(Stored entries)
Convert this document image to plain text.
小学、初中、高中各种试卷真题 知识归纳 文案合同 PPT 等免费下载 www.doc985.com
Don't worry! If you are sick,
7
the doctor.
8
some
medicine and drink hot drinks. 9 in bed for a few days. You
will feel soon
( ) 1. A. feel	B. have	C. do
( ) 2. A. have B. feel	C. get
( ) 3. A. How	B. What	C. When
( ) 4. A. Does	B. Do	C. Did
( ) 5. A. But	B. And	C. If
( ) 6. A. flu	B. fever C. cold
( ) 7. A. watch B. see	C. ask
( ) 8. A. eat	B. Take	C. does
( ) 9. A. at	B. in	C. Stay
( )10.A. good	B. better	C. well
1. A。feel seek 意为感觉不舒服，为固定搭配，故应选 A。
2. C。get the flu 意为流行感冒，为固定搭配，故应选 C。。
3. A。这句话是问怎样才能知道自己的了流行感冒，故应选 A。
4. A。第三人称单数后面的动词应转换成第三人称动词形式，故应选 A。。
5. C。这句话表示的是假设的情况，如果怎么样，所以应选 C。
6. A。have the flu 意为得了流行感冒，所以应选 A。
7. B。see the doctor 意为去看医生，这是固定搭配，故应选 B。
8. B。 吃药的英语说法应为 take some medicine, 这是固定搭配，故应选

What the exercise asks -> Select all lines in the listing that include the word "medicine".

Output below ->
medicine and drink hot drinks. 9 in bed for a few days. You
8. B。 吃药的英语说法应为 take some medicine, 这是固定搭配，故应选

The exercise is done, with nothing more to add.